##### Material for the task #####

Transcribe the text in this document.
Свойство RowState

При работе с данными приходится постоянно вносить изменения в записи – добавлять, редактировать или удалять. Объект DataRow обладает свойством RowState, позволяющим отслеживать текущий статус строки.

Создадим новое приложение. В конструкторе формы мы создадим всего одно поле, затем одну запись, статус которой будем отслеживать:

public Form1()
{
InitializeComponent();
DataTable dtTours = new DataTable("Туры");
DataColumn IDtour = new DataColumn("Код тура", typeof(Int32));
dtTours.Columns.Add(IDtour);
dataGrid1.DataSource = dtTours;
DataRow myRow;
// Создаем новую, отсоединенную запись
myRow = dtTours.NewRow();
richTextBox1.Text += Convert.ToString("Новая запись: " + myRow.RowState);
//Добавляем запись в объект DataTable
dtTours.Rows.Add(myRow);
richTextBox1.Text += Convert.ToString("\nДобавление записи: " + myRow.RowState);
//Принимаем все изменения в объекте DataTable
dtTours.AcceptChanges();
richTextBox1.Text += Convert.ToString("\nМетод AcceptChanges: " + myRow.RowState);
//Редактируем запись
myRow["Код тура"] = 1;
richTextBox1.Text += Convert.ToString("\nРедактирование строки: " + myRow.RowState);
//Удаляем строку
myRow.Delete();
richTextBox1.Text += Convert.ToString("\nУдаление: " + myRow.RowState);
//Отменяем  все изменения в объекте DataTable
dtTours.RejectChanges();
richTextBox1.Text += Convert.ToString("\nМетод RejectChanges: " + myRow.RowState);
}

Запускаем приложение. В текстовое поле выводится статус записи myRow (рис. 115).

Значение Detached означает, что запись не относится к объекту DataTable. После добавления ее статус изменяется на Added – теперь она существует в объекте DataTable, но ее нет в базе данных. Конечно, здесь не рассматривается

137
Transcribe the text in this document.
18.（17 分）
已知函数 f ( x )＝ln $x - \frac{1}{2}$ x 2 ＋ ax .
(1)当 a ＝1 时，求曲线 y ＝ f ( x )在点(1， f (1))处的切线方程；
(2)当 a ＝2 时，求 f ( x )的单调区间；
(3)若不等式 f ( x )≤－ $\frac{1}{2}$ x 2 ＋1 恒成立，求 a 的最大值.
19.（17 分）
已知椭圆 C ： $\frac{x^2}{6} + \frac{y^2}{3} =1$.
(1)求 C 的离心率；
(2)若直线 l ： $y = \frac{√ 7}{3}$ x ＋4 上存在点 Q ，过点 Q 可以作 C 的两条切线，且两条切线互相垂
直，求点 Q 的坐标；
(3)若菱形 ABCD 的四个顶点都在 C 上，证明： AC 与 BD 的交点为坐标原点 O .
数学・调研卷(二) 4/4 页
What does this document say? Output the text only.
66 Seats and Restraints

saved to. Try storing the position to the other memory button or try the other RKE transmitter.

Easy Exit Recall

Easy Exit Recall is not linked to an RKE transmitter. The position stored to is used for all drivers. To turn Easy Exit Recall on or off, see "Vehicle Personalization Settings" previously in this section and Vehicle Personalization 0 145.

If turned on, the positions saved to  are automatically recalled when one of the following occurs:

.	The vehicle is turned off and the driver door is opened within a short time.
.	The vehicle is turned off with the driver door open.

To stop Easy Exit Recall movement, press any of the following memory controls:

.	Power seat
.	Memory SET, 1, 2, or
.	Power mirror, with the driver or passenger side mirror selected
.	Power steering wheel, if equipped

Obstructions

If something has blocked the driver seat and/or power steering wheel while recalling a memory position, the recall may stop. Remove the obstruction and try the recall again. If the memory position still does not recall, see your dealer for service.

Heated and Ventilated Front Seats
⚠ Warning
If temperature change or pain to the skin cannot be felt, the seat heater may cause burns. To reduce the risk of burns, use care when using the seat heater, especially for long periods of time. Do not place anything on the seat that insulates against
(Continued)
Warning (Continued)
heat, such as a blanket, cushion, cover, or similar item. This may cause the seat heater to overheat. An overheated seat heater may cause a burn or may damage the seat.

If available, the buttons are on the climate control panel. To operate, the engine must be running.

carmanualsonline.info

#####

▶ Set problem:
Nothing may be left out: return each entry exactly as it reads.

▶ Right answer:
Transcribe the text in this document.
Свойство RowState

При работе с данными приходится постоянно вносить изменения в записи – добавлять, редактировать или удалять. Объект DataRow обладает свойством RowState, позволяющим отслеживать текущий статус строки.

Создадим новое приложение. В конструкторе формы мы создадим всего одно поле, затем одну запись, статус которой будем отслеживать:

public Form1()
{
InitializeComponent();
DataTable dtTours = new DataTable("Туры");
DataColumn IDtour = new DataColumn("Код тура", typeof(Int32));
dtTours.Columns.Add(IDtour);
dataGrid1.DataSource = dtTours;
DataRow myRow;
// Создаем новую, отсоединенную запись
myRow = dtTours.NewRow();
richTextBox1.Text += Convert.ToString("Новая запись: " + myRow.RowState);
//Добавляем запись в объект DataTable
dtTours.Rows.Add(myRow);
richTextBox1.Text += Convert.ToString("\nДобавление записи: " + myRow.RowState);
//Принимаем все изменения в объекте DataTable
dtTours.AcceptChanges();
richTextBox1.Text += Convert.ToString("\nМетод AcceptChanges: " + myRow.RowState);
//Редактируем запись
myRow["Код тура"] = 1;
richTextBox1.Text += Convert.ToString("\nРедактирование строки: " + myRow.RowState);
//Удаляем строку
myRow.Delete();
richTextBox1.Text += Convert.ToString("\nУдаление: " + myRow.RowState);
//Отменяем  все изменения в объекте DataTable
dtTours.RejectChanges();
richTextBox1.Text += Convert.ToString("\nМетод RejectChanges: " + myRow.RowState);
}

Запускаем приложение. В текстовое поле выводится статус записи myRow (рис. 115).

Значение Detached означает, что запись не относится к объекту DataTable. После добавления ее статус изменяется на Added – теперь она существует в объекте DataTable, но ее нет в базе данных. Конечно, здесь не рассматривается

137
Transcribe the text in this document.
18.（17 分）
已知函数 f ( x )＝ln $x - \frac{1}{2}$ x 2 ＋ ax .
(1)当 a ＝1 时，求曲线 y ＝ f ( x )在点(1， f (1))处的切线方程；
(2)当 a ＝2 时，求 f ( x )的单调区间；
(3)若不等式 f ( x )≤－ $\frac{1}{2}$ x 2 ＋1 恒成立，求 a 的最大值.
19.（17 分）
已知椭圆 C ： $\frac{x^2}{6} + \frac{y^2}{3} =1$.
(1)求 C 的离心率；
(2)若直线 l ： $y = \frac{√ 7}{3}$ x ＋4 上存在点 Q ，过点 Q 可以作 C 的两条切线，且两条切线互相垂
直，求点 Q 的坐标；
(3)若菱形 ABCD 的四个顶点都在 C 上，证明： AC 与 BD 的交点为坐标原点 O .
数学・调研卷(二) 4/4 页
What does this document say? Output the text only.
66 Seats and Restraints

saved to. Try storing the position to the other memory button or try the other RKE transmitter.

Easy Exit Recall

Easy Exit Recall is not linked to an RKE transmitter. The position stored to is used for all drivers. To turn Easy Exit Recall on or off, see "Vehicle Personalization Settings" previously in this section and Vehicle Personalization 0 145.

If turned on, the positions saved to  are automatically recalled when one of the following occurs:

.	The vehicle is turned off and the driver door is opened within a short time.
.	The vehicle is turned off with the driver door open.

To stop Easy Exit Recall movement, press any of the following memory controls:

.	Power seat
.	Memory SET, 1, 2, or
.	Power mirror, with the driver or passenger side mirror selected
.	Power steering wheel, if equipped

Obstructions

If something has blocked the driver seat and/or power steering wheel while recalling a memory position, the recall may stop. Remove the obstruction and try the recall again. If the memory position still does not recall, see your dealer for service.

Heated and Ventilated Front Seats
⚠ Warning
If temperature change or pain to the skin cannot be felt, the seat heater may cause burns. To reduce the risk of burns, use care when using the seat heater, especially for long periods of time. Do not place anything on the seat that insulates against
(Continued)
Warning (Continued)
heat, such as a blanket, cushion, cover, or similar item. This may cause the seat heater to overheat. An overheated seat heater may cause a burn or may damage the seat.

If available, the buttons are on the climate control panel. To operate, the engine must be running.

carmanualsonline.info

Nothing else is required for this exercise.